----- Records shown

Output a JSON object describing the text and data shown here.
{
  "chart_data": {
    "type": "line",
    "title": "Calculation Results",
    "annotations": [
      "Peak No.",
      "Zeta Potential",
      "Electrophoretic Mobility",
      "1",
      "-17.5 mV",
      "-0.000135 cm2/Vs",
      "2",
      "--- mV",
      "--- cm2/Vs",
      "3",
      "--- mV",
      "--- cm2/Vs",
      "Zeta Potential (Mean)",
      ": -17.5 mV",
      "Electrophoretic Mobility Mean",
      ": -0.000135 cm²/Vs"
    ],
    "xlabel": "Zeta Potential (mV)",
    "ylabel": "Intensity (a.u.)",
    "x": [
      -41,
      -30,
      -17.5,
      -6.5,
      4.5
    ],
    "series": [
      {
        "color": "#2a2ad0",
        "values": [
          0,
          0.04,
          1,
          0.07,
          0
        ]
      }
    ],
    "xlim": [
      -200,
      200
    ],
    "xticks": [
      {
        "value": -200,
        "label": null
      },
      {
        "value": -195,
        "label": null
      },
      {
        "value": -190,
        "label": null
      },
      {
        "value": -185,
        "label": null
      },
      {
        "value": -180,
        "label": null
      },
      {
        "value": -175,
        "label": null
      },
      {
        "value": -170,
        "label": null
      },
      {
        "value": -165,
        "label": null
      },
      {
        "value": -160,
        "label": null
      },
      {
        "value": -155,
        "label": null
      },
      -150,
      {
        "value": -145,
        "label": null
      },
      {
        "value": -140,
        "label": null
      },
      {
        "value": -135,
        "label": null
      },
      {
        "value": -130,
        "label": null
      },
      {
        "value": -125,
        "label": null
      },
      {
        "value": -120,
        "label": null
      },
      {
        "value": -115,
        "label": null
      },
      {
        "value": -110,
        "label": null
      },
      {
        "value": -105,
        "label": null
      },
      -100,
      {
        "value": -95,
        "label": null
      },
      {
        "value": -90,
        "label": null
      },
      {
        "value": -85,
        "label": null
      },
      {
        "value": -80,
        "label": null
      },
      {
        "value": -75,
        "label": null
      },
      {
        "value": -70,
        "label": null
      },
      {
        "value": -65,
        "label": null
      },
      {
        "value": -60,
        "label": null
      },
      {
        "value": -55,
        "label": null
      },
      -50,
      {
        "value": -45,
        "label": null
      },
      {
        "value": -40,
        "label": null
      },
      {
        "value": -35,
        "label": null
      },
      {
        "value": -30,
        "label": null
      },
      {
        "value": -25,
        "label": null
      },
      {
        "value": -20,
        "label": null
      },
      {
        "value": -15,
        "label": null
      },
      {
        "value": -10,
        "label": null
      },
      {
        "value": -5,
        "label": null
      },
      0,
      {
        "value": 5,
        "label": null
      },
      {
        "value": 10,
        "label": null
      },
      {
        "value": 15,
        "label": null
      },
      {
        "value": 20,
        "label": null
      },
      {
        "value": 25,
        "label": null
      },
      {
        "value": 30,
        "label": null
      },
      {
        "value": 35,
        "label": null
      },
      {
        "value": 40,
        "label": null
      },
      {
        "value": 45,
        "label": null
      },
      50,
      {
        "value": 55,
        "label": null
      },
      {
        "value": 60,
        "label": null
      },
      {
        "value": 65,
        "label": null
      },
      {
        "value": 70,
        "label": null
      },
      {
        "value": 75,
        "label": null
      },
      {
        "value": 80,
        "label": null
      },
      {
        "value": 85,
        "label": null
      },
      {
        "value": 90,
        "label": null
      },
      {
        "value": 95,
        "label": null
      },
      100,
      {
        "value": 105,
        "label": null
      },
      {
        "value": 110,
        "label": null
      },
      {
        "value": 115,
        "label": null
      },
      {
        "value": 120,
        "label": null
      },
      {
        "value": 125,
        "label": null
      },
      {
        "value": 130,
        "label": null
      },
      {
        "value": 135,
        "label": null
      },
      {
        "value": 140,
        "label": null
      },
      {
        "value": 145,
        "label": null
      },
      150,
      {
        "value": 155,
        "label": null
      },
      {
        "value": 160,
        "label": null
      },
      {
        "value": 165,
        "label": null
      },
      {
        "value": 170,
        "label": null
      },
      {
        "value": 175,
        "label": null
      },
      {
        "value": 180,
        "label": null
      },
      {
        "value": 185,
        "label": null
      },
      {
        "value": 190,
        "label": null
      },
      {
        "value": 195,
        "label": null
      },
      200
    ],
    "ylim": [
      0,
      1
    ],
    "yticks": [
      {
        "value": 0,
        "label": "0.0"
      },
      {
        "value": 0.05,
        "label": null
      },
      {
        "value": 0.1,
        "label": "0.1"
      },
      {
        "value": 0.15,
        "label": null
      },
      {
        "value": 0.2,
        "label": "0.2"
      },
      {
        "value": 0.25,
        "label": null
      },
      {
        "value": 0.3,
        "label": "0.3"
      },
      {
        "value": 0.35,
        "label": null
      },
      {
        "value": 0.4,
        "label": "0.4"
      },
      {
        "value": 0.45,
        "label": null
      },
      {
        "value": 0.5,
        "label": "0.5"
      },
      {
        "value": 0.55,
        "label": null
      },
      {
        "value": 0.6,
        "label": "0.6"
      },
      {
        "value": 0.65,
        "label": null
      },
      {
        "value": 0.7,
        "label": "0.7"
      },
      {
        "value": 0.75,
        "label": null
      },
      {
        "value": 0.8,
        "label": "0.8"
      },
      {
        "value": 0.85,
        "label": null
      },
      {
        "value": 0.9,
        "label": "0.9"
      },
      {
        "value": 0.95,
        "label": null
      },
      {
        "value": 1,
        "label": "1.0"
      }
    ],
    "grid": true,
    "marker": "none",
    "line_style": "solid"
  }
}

----------

» What the exercise asks:
Copy all lines from the material that include "Potential".

» The result:
      "Zeta Potential",
      "Zeta Potential (Mean)",
    "xlabel": "Zeta Potential (mV)",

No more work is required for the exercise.